**Exercise objective:**
Present every line in which the string "δεύτερη" appears.
## Begin Source records
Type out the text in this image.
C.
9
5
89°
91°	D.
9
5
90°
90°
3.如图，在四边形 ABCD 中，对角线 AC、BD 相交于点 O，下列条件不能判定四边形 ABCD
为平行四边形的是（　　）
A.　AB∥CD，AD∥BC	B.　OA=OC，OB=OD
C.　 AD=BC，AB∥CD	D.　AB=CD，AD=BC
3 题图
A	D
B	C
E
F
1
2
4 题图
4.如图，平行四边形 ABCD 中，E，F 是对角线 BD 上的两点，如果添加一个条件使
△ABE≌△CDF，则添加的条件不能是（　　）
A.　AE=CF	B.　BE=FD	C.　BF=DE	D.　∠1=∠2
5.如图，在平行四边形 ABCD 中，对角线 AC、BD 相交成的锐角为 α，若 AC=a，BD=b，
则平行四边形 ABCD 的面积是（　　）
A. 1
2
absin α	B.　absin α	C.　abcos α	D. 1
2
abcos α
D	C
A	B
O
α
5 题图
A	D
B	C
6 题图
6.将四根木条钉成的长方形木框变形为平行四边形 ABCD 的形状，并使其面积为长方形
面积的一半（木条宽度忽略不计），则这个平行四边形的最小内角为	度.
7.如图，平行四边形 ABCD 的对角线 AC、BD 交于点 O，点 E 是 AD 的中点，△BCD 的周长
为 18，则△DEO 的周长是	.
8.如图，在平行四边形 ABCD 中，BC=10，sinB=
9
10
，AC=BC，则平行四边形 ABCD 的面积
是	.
## End Source records
## Begin Source records
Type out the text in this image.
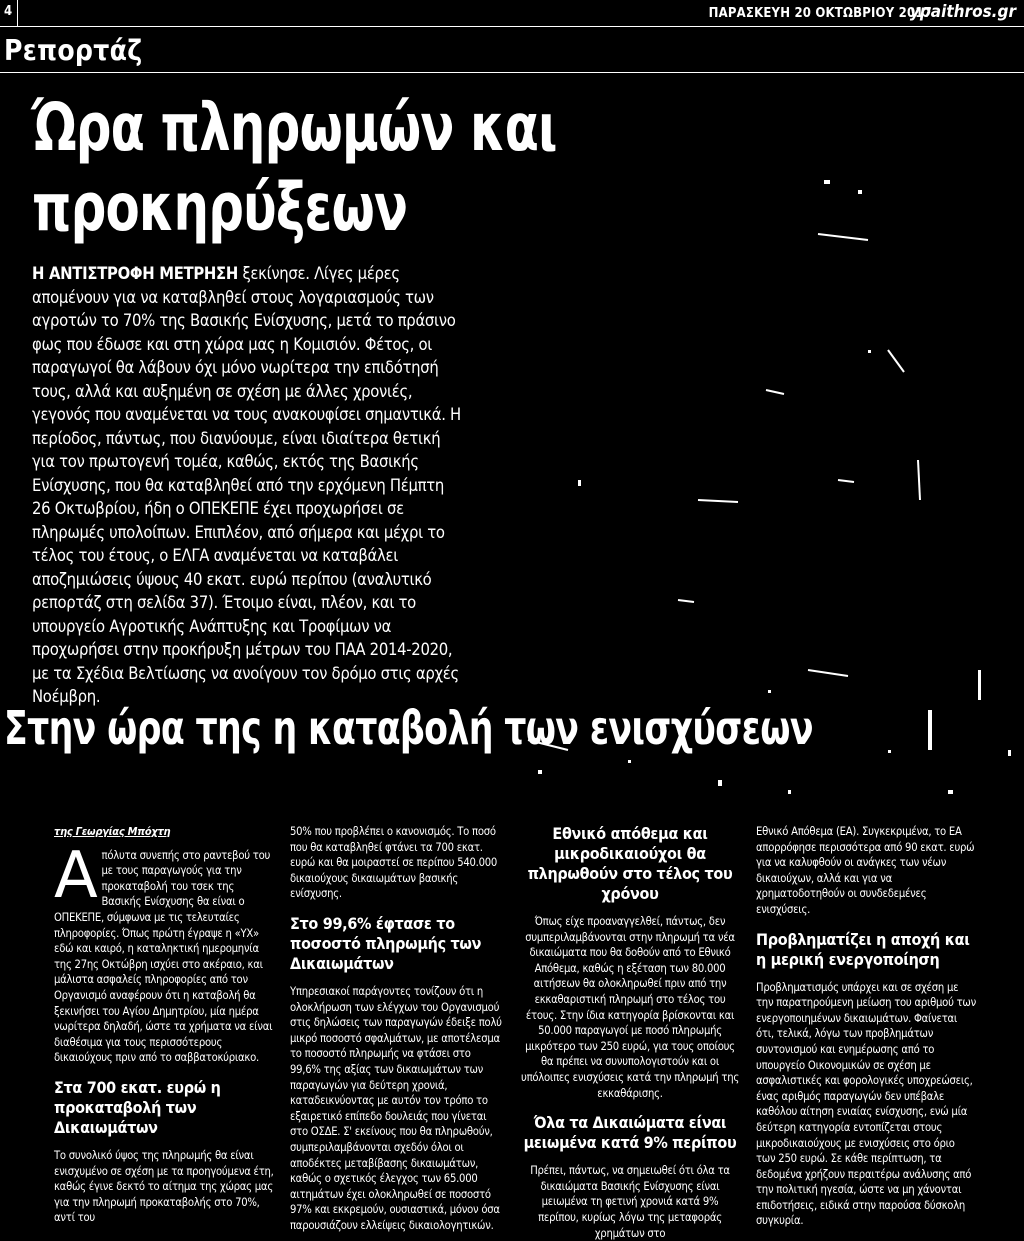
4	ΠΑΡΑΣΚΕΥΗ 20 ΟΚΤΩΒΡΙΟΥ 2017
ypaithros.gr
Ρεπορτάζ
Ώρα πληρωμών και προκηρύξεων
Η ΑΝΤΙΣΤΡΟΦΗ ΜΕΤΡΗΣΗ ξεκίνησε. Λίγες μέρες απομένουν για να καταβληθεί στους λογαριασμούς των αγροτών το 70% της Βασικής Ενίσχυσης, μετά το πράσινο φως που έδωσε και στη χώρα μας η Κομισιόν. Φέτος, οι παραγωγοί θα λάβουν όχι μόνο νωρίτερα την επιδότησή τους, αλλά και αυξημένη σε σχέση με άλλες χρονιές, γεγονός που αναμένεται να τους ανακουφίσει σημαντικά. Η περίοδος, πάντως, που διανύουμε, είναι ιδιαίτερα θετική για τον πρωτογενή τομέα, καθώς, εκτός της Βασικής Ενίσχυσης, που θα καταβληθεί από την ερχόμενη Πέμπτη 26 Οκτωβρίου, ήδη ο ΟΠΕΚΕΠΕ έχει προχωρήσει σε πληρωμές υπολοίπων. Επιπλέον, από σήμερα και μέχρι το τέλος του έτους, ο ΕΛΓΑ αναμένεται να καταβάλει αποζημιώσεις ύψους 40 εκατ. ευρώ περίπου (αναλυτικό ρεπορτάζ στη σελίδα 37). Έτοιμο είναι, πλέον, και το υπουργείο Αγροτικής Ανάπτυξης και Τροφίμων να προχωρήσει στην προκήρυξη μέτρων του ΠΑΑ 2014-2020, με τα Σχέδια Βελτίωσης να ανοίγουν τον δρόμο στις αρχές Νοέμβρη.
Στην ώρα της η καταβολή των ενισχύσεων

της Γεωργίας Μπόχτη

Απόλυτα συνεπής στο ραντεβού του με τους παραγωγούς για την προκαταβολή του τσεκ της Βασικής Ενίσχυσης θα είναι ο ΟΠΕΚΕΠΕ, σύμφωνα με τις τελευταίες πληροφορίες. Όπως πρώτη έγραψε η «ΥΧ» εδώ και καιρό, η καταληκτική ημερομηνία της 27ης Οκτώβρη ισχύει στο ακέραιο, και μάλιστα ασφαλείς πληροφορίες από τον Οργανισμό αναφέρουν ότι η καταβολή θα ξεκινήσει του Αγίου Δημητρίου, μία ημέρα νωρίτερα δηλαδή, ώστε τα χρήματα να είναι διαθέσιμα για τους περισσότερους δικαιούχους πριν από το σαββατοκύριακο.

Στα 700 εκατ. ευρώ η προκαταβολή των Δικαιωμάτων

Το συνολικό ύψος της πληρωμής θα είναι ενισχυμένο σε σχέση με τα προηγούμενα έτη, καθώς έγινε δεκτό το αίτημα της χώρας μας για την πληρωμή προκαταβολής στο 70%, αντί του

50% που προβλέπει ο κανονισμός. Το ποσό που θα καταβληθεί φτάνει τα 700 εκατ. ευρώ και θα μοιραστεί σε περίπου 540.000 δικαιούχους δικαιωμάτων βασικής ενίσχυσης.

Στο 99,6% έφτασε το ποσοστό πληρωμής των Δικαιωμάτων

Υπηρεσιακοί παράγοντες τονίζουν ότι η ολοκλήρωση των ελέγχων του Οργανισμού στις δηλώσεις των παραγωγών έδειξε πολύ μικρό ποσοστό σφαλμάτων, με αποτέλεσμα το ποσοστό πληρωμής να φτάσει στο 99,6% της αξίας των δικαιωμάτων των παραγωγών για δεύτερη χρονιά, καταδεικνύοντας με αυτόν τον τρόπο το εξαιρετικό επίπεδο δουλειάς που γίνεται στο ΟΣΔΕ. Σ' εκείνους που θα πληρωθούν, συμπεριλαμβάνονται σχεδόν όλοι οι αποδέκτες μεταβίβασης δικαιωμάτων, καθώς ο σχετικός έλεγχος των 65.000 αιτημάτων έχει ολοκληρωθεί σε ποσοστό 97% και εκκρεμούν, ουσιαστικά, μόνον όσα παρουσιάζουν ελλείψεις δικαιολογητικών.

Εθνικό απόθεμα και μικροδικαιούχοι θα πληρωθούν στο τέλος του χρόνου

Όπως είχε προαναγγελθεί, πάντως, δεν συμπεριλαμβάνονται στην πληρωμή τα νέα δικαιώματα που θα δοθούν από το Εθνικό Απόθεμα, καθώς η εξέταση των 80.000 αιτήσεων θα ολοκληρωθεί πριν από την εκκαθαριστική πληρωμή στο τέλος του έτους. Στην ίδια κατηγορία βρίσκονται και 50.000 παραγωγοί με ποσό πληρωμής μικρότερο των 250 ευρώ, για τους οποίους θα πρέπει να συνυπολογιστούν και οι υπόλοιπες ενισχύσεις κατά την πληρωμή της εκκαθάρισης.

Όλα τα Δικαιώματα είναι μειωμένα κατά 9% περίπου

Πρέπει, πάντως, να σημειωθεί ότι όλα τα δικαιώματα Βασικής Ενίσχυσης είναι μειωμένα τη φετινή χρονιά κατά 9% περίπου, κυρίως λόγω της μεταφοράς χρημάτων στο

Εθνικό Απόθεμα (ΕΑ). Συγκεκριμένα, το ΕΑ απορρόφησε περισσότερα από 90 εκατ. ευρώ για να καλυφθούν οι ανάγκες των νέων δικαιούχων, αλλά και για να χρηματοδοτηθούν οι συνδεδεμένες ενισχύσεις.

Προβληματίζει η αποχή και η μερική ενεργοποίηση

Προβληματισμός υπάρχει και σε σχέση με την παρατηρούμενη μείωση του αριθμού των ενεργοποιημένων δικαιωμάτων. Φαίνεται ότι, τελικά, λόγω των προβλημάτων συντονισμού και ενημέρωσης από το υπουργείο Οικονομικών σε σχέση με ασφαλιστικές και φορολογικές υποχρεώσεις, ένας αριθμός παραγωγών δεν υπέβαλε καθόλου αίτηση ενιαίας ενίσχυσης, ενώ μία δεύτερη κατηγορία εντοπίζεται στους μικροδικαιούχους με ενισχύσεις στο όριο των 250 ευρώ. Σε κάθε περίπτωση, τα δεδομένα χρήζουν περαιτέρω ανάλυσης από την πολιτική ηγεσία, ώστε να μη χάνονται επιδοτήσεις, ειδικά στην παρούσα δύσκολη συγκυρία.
## End Source records
**Right answer:**
Υπηρεσιακοί παράγοντες τονίζουν ότι η ολοκλήρωση των ελέγχων του Οργανισμού στις δηλώσεις των παραγωγών έδειξε πολύ μικρό ποσοστό σφαλμάτων, με αποτέλεσμα το ποσοστό πληρωμής να φτάσει στο 99,6% της αξίας των δικαιωμάτων των παραγωγών για δεύτερη χρονιά, καταδεικνύοντας με αυτόν τον τρόπο το εξαιρετικό επίπεδο δουλειάς που γίνεται στο ΟΣΔΕ. Σ' εκείνους που θα πληρωθούν, συμπεριλαμβάνονται σχεδόν όλοι οι αποδέκτες μεταβίβασης δικαιωμάτων, καθώς ο σχετικός έλεγχος των 65.000 αιτημάτων έχει ολοκληρωθεί σε ποσοστό 97% και εκκρεμούν, ουσιαστικά, μόνον όσα παρουσιάζουν ελλείψεις δικαιολογητικών.
Προβληματισμός υπάρχει και σε σχέση με την παρατηρούμενη μείωση του αριθμού των ενεργοποιημένων δικαιωμάτων. Φαίνεται ότι, τελικά, λόγω των προβλημάτων συντονισμού και ενημέρωσης από το υπουργείο Οικονομικών σε σχέση με ασφαλιστικές και φορολογικές υποχρεώσεις, ένας αριθμός παραγωγών δεν υπέβαλε καθόλου αίτηση ενιαίας ενίσχυσης, ενώ μία δεύτερη κατηγορία εντοπίζεται στους μικροδικαιούχους με ενισχύσεις στο όριο των 250 ευρώ. Σε κάθε περίπτωση, τα δεδομένα χρήζουν περαιτέρω ανάλυσης από την πολιτική ηγεσία, ώστε να μη χάνονται επιδοτήσεις, ειδικά στην παρούσα δύσκολη συγκυρία.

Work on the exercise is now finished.